■ Stated problem:
Below are some records. Copy every line in them that holds "前一个是副词".

::: Input material :::

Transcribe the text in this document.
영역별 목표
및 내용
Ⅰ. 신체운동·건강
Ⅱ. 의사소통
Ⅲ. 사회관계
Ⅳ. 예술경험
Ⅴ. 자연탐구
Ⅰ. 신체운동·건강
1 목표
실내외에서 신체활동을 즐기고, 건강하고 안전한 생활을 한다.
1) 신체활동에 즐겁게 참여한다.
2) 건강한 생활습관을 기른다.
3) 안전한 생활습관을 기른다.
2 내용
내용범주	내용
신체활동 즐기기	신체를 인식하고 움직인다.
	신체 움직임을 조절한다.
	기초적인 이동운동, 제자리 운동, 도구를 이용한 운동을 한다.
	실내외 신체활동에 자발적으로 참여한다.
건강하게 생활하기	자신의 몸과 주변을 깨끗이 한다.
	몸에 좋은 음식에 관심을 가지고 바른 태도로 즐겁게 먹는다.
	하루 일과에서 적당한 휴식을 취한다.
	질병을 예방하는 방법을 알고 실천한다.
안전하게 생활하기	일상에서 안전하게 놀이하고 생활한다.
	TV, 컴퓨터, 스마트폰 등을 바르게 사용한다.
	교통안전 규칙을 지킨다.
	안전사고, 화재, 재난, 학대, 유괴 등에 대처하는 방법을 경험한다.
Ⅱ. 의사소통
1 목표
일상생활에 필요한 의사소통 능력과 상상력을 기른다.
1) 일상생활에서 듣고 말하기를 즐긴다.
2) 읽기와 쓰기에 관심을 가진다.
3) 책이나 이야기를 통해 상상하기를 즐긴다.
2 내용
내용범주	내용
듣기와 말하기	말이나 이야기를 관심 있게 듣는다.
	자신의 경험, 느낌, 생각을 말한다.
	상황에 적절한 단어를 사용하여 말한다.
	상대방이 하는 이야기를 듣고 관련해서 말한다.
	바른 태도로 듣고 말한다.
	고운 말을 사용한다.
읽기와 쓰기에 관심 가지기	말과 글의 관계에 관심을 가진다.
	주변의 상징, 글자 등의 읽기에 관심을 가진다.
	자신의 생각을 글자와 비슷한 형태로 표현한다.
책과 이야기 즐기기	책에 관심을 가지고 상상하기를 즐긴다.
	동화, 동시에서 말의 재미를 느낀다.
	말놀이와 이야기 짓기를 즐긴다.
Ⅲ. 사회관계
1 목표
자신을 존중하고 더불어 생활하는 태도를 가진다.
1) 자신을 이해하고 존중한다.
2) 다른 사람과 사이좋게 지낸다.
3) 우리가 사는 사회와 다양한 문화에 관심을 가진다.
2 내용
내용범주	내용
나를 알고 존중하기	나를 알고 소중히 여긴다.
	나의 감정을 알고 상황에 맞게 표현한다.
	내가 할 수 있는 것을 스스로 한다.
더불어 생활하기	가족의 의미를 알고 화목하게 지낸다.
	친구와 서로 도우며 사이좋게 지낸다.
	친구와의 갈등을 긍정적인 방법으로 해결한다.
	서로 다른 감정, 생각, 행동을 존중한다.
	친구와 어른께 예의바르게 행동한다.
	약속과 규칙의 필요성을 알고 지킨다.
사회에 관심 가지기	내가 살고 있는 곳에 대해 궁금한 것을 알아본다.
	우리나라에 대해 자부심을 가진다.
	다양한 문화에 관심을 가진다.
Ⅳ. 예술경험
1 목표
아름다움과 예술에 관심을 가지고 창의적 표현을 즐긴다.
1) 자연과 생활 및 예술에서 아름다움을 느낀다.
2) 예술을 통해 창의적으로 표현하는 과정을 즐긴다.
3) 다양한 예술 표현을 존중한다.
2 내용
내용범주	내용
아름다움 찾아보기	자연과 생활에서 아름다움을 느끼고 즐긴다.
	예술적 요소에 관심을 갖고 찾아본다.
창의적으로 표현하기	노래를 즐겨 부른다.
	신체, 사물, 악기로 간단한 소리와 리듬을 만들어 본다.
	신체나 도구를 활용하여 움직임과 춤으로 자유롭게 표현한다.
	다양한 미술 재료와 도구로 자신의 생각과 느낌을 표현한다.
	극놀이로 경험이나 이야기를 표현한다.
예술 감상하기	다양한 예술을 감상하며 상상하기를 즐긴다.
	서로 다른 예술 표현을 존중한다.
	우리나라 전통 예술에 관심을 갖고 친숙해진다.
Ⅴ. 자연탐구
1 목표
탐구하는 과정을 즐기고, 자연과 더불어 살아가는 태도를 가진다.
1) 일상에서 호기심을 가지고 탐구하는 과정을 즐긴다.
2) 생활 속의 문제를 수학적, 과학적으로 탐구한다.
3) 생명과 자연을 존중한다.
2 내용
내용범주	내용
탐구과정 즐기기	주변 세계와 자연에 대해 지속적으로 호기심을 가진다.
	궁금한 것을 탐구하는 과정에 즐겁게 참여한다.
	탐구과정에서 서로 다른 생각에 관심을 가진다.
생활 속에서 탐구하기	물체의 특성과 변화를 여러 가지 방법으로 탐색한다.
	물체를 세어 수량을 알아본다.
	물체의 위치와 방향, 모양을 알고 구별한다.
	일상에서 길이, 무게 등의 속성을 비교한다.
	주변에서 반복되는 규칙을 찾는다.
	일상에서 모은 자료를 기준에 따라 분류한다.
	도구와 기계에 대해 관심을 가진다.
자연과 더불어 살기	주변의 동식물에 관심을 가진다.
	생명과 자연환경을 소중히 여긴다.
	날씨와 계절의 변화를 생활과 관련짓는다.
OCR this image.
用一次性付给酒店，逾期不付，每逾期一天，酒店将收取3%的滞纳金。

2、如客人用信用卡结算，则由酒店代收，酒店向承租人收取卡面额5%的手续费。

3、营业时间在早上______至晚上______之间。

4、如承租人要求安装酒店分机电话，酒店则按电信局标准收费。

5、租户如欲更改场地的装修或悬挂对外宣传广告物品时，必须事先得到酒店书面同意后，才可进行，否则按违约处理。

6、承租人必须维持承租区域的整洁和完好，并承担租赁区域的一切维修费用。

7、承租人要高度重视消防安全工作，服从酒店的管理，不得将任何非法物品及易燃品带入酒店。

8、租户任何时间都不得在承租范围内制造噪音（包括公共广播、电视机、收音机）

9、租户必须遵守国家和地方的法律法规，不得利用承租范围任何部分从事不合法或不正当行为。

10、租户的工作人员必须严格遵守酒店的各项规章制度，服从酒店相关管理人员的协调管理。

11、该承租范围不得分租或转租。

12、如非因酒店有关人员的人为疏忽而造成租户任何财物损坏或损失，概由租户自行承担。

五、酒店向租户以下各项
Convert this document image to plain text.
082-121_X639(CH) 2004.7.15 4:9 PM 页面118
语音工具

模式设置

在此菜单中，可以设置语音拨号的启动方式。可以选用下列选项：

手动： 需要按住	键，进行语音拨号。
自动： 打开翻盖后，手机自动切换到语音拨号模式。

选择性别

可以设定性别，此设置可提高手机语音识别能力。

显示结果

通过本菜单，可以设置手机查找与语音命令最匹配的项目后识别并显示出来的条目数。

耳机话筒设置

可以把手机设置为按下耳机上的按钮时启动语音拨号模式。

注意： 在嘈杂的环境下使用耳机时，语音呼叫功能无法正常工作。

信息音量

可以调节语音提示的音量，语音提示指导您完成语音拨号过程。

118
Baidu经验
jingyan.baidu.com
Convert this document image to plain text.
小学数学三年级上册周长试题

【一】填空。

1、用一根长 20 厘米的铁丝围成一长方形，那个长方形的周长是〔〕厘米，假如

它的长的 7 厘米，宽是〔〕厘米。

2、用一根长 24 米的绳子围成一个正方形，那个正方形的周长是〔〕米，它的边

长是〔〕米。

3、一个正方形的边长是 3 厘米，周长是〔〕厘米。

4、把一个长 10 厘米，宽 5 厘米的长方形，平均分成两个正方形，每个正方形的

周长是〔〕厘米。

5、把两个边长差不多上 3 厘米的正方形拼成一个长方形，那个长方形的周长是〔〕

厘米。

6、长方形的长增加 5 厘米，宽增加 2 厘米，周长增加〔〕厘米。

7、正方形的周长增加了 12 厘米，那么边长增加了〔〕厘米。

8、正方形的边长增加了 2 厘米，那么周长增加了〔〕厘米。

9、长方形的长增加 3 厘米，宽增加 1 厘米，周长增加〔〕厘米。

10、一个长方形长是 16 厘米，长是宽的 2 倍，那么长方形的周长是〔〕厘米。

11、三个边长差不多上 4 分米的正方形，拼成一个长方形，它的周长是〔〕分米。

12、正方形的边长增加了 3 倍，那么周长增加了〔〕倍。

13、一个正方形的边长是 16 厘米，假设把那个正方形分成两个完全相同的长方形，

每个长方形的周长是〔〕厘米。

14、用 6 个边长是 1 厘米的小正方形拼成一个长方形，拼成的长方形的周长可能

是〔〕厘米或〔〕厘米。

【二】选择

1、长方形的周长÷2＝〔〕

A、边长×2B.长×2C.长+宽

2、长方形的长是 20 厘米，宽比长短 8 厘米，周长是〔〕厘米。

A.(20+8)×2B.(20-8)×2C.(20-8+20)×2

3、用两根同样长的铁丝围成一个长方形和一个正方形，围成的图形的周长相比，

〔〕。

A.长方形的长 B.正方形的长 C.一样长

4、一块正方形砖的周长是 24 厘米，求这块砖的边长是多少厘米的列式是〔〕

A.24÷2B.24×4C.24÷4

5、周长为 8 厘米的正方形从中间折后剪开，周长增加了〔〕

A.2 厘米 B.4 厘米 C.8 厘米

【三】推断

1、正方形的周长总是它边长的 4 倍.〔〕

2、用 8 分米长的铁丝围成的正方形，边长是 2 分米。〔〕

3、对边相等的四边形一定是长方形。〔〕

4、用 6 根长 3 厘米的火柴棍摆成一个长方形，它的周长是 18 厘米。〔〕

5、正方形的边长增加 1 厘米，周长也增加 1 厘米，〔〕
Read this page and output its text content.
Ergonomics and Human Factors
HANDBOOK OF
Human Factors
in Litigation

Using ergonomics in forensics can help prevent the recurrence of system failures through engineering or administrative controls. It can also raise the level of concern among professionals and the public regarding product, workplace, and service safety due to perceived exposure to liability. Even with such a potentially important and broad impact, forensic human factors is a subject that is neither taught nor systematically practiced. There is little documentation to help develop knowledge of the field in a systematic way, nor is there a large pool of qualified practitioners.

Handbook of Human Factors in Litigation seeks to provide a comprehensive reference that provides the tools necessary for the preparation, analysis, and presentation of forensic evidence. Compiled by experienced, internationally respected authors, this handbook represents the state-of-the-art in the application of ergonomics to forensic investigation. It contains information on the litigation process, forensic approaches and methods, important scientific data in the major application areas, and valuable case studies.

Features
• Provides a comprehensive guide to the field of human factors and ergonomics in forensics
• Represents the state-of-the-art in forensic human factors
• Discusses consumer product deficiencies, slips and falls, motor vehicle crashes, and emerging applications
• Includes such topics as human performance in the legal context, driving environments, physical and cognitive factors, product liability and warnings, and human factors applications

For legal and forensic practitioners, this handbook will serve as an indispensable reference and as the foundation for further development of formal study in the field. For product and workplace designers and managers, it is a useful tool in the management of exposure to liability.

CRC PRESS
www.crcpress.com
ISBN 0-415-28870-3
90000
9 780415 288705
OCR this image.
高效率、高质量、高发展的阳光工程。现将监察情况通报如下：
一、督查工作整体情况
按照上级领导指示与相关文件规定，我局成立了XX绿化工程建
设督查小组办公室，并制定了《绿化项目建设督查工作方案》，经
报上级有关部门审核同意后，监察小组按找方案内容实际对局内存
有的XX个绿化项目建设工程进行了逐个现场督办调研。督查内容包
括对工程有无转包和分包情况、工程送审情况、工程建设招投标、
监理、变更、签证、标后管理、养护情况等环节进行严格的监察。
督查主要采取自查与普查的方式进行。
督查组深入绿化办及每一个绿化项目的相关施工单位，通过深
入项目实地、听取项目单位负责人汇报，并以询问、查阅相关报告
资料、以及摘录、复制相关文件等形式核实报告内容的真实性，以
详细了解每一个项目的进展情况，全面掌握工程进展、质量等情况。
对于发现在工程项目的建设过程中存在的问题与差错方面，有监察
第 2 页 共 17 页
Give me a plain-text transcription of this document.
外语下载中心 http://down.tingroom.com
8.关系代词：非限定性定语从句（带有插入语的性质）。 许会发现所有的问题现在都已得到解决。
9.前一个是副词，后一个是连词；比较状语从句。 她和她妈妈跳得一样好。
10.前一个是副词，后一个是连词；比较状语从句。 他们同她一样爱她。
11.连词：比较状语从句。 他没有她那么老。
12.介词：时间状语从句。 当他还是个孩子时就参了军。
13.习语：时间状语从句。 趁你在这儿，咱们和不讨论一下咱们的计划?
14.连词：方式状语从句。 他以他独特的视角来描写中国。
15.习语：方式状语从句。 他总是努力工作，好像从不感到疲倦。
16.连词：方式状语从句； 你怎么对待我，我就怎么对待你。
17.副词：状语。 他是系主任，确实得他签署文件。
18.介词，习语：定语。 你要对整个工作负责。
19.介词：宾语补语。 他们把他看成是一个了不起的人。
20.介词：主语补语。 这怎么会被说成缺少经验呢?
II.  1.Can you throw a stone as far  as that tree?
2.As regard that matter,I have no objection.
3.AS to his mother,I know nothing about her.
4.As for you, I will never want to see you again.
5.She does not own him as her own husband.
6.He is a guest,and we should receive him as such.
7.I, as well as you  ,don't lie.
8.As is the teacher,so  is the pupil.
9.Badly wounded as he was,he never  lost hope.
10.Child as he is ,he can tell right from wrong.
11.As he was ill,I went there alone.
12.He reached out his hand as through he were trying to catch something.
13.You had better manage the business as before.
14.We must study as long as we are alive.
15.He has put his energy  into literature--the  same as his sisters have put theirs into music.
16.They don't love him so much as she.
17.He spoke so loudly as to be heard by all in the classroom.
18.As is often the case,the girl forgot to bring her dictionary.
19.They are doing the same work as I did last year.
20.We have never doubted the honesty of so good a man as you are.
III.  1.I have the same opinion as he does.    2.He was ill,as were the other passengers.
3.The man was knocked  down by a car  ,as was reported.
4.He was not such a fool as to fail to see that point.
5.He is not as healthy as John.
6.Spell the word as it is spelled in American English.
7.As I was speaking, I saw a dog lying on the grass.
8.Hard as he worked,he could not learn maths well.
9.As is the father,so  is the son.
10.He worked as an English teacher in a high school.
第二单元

:::

■ Expected output:
9.前一个是副词，后一个是连词；比较状语从句。 她和她妈妈跳得一样好。
10.前一个是副词，后一个是连词；比较状语从句。 他们同她一样爱她。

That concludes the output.